— Written instruction —
All of the records below should be output exactly.
-- BEGIN --
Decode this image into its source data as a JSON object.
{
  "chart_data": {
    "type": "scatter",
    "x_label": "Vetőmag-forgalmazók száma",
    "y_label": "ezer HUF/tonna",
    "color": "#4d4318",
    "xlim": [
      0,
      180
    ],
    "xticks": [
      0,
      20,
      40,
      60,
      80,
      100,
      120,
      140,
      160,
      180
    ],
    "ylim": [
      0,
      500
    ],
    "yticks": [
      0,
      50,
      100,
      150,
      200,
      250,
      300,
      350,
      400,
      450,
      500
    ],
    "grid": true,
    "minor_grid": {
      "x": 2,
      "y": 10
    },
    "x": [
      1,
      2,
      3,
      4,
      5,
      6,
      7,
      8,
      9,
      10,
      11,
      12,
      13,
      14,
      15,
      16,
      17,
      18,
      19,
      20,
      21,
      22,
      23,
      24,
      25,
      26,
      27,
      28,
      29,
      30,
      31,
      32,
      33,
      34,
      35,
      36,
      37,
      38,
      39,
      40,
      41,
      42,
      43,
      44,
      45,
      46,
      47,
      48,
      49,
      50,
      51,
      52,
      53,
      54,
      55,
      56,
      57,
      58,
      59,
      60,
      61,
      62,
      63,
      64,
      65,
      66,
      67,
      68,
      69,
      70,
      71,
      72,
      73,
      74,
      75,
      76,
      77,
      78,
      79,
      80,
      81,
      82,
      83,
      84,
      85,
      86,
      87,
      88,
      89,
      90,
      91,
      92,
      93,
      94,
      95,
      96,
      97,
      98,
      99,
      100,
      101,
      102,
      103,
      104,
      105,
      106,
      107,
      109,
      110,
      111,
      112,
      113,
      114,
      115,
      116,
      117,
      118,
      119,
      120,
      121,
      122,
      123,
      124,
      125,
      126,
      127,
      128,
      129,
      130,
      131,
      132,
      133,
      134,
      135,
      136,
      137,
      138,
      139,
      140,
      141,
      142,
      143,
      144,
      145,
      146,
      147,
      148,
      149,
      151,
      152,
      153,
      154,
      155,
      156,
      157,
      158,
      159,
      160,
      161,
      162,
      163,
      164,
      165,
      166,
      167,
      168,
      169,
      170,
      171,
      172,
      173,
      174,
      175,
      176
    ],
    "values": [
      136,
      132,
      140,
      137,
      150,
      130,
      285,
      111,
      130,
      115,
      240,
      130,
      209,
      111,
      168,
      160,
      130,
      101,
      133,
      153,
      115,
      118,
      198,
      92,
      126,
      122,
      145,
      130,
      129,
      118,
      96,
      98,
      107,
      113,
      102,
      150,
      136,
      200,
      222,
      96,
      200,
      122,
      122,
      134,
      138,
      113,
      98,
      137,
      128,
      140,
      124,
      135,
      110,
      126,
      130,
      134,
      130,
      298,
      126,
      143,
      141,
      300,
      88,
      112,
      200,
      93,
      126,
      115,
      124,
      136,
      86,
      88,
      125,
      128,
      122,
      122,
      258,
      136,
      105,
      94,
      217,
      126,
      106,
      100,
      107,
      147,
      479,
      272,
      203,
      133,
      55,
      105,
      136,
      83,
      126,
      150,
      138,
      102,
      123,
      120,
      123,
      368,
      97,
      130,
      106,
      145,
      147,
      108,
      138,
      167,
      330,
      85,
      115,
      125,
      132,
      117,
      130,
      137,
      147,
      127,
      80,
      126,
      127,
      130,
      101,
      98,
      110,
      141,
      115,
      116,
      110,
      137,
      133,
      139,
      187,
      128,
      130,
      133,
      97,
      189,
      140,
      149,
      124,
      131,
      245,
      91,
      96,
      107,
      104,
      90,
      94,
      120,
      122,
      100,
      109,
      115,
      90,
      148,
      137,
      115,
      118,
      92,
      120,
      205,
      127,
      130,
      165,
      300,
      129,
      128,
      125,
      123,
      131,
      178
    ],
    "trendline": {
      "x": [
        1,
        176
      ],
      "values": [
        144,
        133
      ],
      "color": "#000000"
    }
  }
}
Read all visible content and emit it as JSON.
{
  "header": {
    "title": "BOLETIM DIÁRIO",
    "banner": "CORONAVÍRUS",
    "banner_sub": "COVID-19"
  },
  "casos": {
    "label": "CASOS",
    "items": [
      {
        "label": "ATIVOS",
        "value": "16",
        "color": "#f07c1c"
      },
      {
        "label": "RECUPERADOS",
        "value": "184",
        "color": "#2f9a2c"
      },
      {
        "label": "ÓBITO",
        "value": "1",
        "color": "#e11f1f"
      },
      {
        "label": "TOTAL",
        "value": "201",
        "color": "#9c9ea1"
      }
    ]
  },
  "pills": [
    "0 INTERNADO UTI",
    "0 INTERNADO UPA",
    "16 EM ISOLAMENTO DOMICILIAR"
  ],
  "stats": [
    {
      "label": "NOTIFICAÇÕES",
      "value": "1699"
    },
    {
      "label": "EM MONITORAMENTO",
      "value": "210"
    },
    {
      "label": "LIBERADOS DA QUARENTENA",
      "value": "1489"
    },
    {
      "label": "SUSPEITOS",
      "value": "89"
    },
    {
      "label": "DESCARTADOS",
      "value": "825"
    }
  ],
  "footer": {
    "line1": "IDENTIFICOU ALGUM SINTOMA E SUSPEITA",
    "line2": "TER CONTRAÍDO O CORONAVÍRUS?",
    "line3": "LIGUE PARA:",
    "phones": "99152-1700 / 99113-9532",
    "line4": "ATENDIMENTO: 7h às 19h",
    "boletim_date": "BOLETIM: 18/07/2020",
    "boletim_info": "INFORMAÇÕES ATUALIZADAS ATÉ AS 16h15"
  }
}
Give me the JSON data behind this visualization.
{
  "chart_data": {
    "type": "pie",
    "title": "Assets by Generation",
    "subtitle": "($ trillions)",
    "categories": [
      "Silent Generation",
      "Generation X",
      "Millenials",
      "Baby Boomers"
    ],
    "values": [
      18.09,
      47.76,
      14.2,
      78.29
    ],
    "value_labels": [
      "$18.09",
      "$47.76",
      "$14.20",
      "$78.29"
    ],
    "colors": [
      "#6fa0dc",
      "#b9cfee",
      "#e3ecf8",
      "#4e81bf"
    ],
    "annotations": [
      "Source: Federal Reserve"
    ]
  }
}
-- END --
— Answer to the exercise —
Decode this image into its source data as a JSON object.
{
  "chart_data": {
    "type": "scatter",
    "x_label": "Vetőmag-forgalmazók száma",
    "y_label": "ezer HUF/tonna",
    "color": "#4d4318",
    "xlim": [
      0,
      180
    ],
    "xticks": [
      0,
      20,
      40,
      60,
      80,
      100,
      120,
      140,
      160,
      180
    ],
    "ylim": [
      0,
      500
    ],
    "yticks": [
      0,
      50,
      100,
      150,
      200,
      250,
      300,
      350,
      400,
      450,
      500
    ],
    "grid": true,
    "minor_grid": {
      "x": 2,
      "y": 10
    },
    "x": [
      1,
      2,
      3,
      4,
      5,
      6,
      7,
      8,
      9,
      10,
      11,
      12,
      13,
      14,
      15,
      16,
      17,
      18,
      19,
      20,
      21,
      22,
      23,
      24,
      25,
      26,
      27,
      28,
      29,
      30,
      31,
      32,
      33,
      34,
      35,
      36,
      37,
      38,
      39,
      40,
      41,
      42,
      43,
      44,
      45,
      46,
      47,
      48,
      49,
      50,
      51,
      52,
      53,
      54,
      55,
      56,
      57,
      58,
      59,
      60,
      61,
      62,
      63,
      64,
      65,
      66,
      67,
      68,
      69,
      70,
      71,
      72,
      73,
      74,
      75,
      76,
      77,
      78,
      79,
      80,
      81,
      82,
      83,
      84,
      85,
      86,
      87,
      88,
      89,
      90,
      91,
      92,
      93,
      94,
      95,
      96,
      97,
      98,
      99,
      100,
      101,
      102,
      103,
      104,
      105,
      106,
      107,
      109,
      110,
      111,
      112,
      113,
      114,
      115,
      116,
      117,
      118,
      119,
      120,
      121,
      122,
      123,
      124,
      125,
      126,
      127,
      128,
      129,
      130,
      131,
      132,
      133,
      134,
      135,
      136,
      137,
      138,
      139,
      140,
      141,
      142,
      143,
      144,
      145,
      146,
      147,
      148,
      149,
      151,
      152,
      153,
      154,
      155,
      156,
      157,
      158,
      159,
      160,
      161,
      162,
      163,
      164,
      165,
      166,
      167,
      168,
      169,
      170,
      171,
      172,
      173,
      174,
      175,
      176
    ],
    "values": [
      136,
      132,
      140,
      137,
      150,
      130,
      285,
      111,
      130,
      115,
      240,
      130,
      209,
      111,
      168,
      160,
      130,
      101,
      133,
      153,
      115,
      118,
      198,
      92,
      126,
      122,
      145,
      130,
      129,
      118,
      96,
      98,
      107,
      113,
      102,
      150,
      136,
      200,
      222,
      96,
      200,
      122,
      122,
      134,
      138,
      113,
      98,
      137,
      128,
      140,
      124,
      135,
      110,
      126,
      130,
      134,
      130,
      298,
      126,
      143,
      141,
      300,
      88,
      112,
      200,
      93,
      126,
      115,
      124,
      136,
      86,
      88,
      125,
      128,
      122,
      122,
      258,
      136,
      105,
      94,
      217,
      126,
      106,
      100,
      107,
      147,
      479,
      272,
      203,
      133,
      55,
      105,
      136,
      83,
      126,
      150,
      138,
      102,
      123,
      120,
      123,
      368,
      97,
      130,
      106,
      145,
      147,
      108,
      138,
      167,
      330,
      85,
      115,
      125,
      132,
      117,
      130,
      137,
      147,
      127,
      80,
      126,
      127,
      130,
      101,
      98,
      110,
      141,
      115,
      116,
      110,
      137,
      133,
      139,
      187,
      128,
      130,
      133,
      97,
      189,
      140,
      149,
      124,
      131,
      245,
      91,
      96,
      107,
      104,
      90,
      94,
      120,
      122,
      100,
      109,
      115,
      90,
      148,
      137,
      115,
      118,
      92,
      120,
      205,
      127,
      130,
      165,
      300,
      129,
      128,
      125,
      123,
      131,
      178
    ],
    "trendline": {
      "x": [
        1,
        176
      ],
      "values": [
        144,
        133
      ],
      "color": "#000000"
    }
  }
}
Read all visible content and emit it as JSON.
{
  "header": {
    "title": "BOLETIM DIÁRIO",
    "banner": "CORONAVÍRUS",
    "banner_sub": "COVID-19"
  },
  "casos": {
    "label": "CASOS",
    "items": [
      {
        "label": "ATIVOS",
        "value": "16",
        "color": "#f07c1c"
      },
      {
        "label": "RECUPERADOS",
        "value": "184",
        "color": "#2f9a2c"
      },
      {
        "label": "ÓBITO",
        "value": "1",
        "color": "#e11f1f"
      },
      {
        "label": "TOTAL",
        "value": "201",
        "color": "#9c9ea1"
      }
    ]
  },
  "pills": [
    "0 INTERNADO UTI",
    "0 INTERNADO UPA",
    "16 EM ISOLAMENTO DOMICILIAR"
  ],
  "stats": [
    {
      "label": "NOTIFICAÇÕES",
      "value": "1699"
    },
    {
      "label": "EM MONITORAMENTO",
      "value": "210"
    },
    {
      "label": "LIBERADOS DA QUARENTENA",
      "value": "1489"
    },
    {
      "label": "SUSPEITOS",
      "value": "89"
    },
    {
      "label": "DESCARTADOS",
      "value": "825"
    }
  ],
  "footer": {
    "line1": "IDENTIFICOU ALGUM SINTOMA E SUSPEITA",
    "line2": "TER CONTRAÍDO O CORONAVÍRUS?",
    "line3": "LIGUE PARA:",
    "phones": "99152-1700 / 99113-9532",
    "line4": "ATENDIMENTO: 7h às 19h",
    "boletim_date": "BOLETIM: 18/07/2020",
    "boletim_info": "INFORMAÇÕES ATUALIZADAS ATÉ AS 16h15"
  }
}
Give me the JSON data behind this visualization.
{
  "chart_data": {
    "type": "pie",
    "title": "Assets by Generation",
    "subtitle": "($ trillions)",
    "categories": [
      "Silent Generation",
      "Generation X",
      "Millenials",
      "Baby Boomers"
    ],
    "values": [
      18.09,
      47.76,
      14.2,
      78.29
    ],
    "value_labels": [
      "$18.09",
      "$47.76",
      "$14.20",
      "$78.29"
    ],
    "colors": [
      "#6fa0dc",
      "#b9cfee",
      "#e3ecf8",
      "#4e81bf"
    ],
    "annotations": [
      "Source: Federal Reserve"
    ]
  }
}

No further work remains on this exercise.